Data supplied →

==============================

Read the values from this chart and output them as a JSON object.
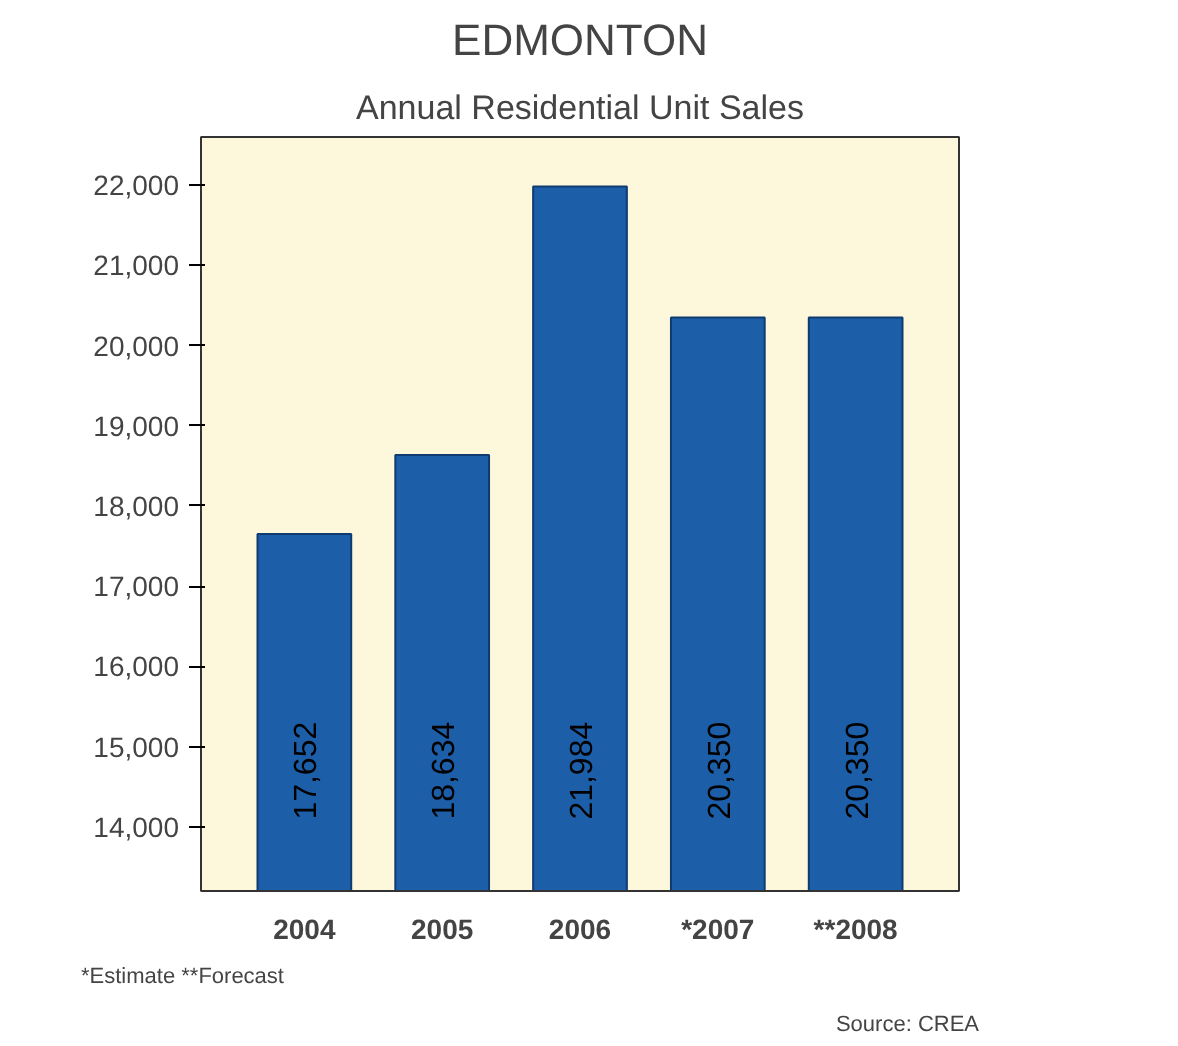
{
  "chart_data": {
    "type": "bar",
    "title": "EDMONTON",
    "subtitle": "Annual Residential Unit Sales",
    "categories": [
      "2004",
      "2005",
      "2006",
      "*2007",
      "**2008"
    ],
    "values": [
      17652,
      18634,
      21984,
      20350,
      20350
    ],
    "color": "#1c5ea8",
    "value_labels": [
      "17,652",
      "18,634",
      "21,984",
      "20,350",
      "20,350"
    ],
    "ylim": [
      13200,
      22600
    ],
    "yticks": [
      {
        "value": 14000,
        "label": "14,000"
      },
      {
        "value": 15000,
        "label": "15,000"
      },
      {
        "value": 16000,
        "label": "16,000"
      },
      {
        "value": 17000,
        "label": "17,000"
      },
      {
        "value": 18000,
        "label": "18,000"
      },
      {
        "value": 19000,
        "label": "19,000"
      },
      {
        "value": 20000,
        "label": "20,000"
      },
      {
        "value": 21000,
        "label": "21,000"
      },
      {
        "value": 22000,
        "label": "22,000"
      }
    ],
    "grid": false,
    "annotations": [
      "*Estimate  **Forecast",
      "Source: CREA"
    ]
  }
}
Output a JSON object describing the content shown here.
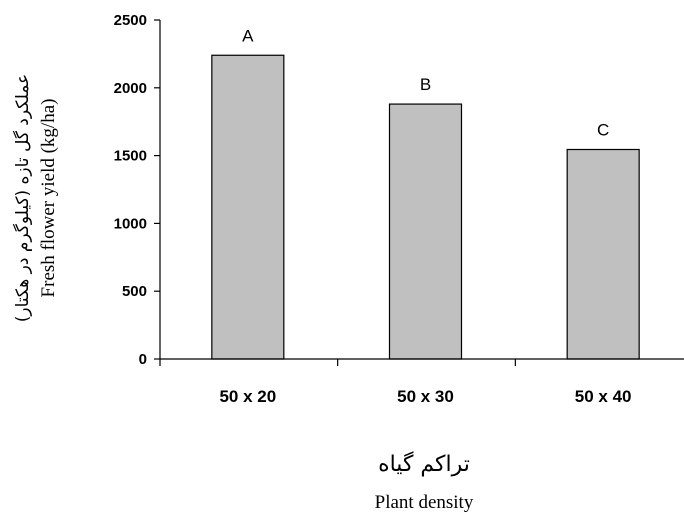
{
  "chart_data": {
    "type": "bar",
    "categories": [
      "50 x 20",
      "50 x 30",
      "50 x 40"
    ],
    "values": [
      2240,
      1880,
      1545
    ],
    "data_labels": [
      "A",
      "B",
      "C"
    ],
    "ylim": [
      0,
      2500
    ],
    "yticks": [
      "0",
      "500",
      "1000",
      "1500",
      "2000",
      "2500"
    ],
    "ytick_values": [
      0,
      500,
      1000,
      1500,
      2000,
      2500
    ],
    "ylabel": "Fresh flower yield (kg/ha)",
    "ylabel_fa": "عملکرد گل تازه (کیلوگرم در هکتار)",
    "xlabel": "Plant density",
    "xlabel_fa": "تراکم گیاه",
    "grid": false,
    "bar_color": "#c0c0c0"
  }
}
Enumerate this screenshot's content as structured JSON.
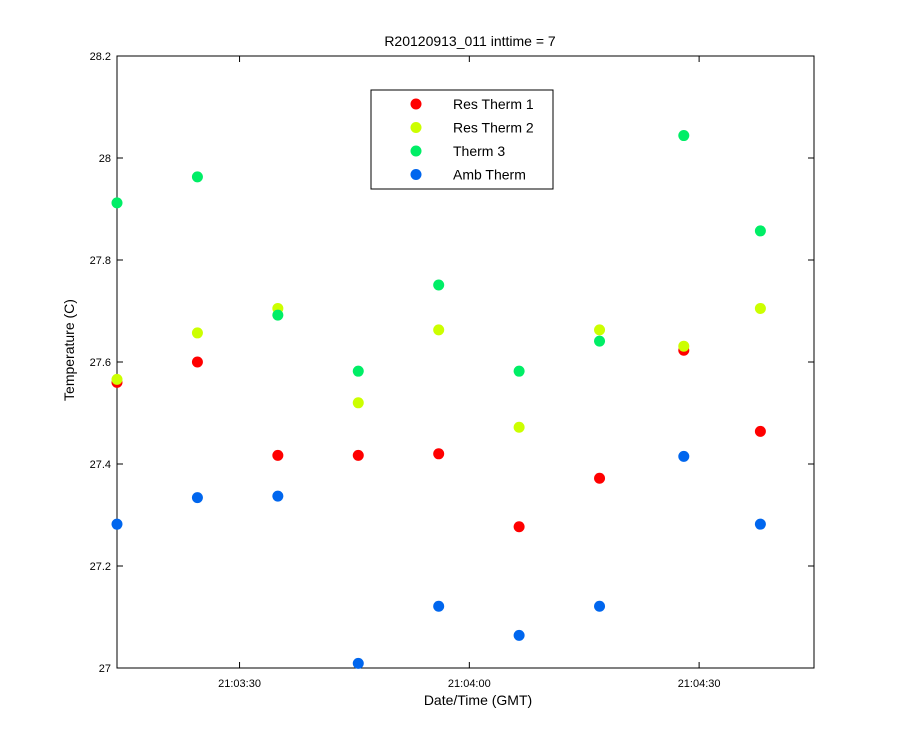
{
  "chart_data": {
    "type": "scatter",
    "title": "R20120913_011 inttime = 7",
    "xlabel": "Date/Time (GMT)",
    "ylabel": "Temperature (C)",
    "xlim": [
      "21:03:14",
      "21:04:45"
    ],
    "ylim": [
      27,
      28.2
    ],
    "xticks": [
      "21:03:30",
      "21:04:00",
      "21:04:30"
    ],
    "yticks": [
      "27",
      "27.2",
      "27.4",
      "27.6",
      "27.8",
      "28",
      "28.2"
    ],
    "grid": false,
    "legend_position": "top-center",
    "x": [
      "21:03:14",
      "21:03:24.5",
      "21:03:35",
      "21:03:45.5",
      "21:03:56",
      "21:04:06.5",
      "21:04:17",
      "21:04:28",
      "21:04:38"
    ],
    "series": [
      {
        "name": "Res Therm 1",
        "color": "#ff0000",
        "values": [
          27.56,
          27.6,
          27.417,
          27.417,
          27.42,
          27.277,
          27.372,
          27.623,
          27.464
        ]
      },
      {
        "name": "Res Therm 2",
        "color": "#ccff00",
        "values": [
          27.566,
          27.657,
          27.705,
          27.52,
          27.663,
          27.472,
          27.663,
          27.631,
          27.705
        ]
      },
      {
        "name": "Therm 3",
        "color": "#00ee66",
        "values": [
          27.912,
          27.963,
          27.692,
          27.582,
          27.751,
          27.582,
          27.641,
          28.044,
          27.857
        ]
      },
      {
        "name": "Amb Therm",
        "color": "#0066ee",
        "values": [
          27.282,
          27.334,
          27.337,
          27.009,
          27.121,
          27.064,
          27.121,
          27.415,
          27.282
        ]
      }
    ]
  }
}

==============================

Aim of the exercise → The pictures should not be reproduced; quote all of the other material exactly.

Final result →
Read the values from this chart and output them as a JSON object.
{
  "chart_data": {
    "type": "bar",
    "title": "EDMONTON",
    "subtitle": "Annual Residential Unit Sales",
    "categories": [
      "2004",
      "2005",
      "2006",
      "*2007",
      "**2008"
    ],
    "values": [
      17652,
      18634,
      21984,
      20350,
      20350
    ],
    "color": "#1c5ea8",
    "value_labels": [
      "17,652",
      "18,634",
      "21,984",
      "20,350",
      "20,350"
    ],
    "ylim": [
      13200,
      22600
    ],
    "yticks": [
      {
        "value": 14000,
        "label": "14,000"
      },
      {
        "value": 15000,
        "label": "15,000"
      },
      {
        "value": 16000,
        "label": "16,000"
      },
      {
        "value": 17000,
        "label": "17,000"
      },
      {
        "value": 18000,
        "label": "18,000"
      },
      {
        "value": 19000,
        "label": "19,000"
      },
      {
        "value": 20000,
        "label": "20,000"
      },
      {
        "value": 21000,
        "label": "21,000"
      },
      {
        "value": 22000,
        "label": "22,000"
      }
    ],
    "grid": false,
    "annotations": [
      "*Estimate  **Forecast",
      "Source: CREA"
    ]
  }
}
Output a JSON object describing the content shown here.
{
  "chart_data": {
    "type": "bar",
    "categories": [
      "50 x 20",
      "50 x 30",
      "50 x 40"
    ],
    "values": [
      2240,
      1880,
      1545
    ],
    "data_labels": [
      "A",
      "B",
      "C"
    ],
    "ylim": [
      0,
      2500
    ],
    "yticks": [
      "0",
      "500",
      "1000",
      "1500",
      "2000",
      "2500"
    ],
    "ytick_values": [
      0,
      500,
      1000,
      1500,
      2000,
      2500
    ],
    "ylabel": "Fresh flower yield (kg/ha)",
    "ylabel_fa": "عملکرد گل تازه (کیلوگرم در هکتار)",
    "xlabel": "Plant density",
    "xlabel_fa": "تراکم گیاه",
    "grid": false,
    "bar_color": "#c0c0c0"
  }
}
Enumerate this screenshot's content as structured JSON.
{
  "chart_data": {
    "type": "scatter",
    "title": "R20120913_011 inttime = 7",
    "xlabel": "Date/Time (GMT)",
    "ylabel": "Temperature (C)",
    "xlim": [
      "21:03:14",
      "21:04:45"
    ],
    "ylim": [
      27,
      28.2
    ],
    "xticks": [
      "21:03:30",
      "21:04:00",
      "21:04:30"
    ],
    "yticks": [
      "27",
      "27.2",
      "27.4",
      "27.6",
      "27.8",
      "28",
      "28.2"
    ],
    "grid": false,
    "legend_position": "top-center",
    "x": [
      "21:03:14",
      "21:03:24.5",
      "21:03:35",
      "21:03:45.5",
      "21:03:56",
      "21:04:06.5",
      "21:04:17",
      "21:04:28",
      "21:04:38"
    ],
    "series": [
      {
        "name": "Res Therm 1",
        "color": "#ff0000",
        "values": [
          27.56,
          27.6,
          27.417,
          27.417,
          27.42,
          27.277,
          27.372,
          27.623,
          27.464
        ]
      },
      {
        "name": "Res Therm 2",
        "color": "#ccff00",
        "values": [
          27.566,
          27.657,
          27.705,
          27.52,
          27.663,
          27.472,
          27.663,
          27.631,
          27.705
        ]
      },
      {
        "name": "Therm 3",
        "color": "#00ee66",
        "values": [
          27.912,
          27.963,
          27.692,
          27.582,
          27.751,
          27.582,
          27.641,
          28.044,
          27.857
        ]
      },
      {
        "name": "Amb Therm",
        "color": "#0066ee",
        "values": [
          27.282,
          27.334,
          27.337,
          27.009,
          27.121,
          27.064,
          27.121,
          27.415,
          27.282
        ]
      }
    ]
  }
}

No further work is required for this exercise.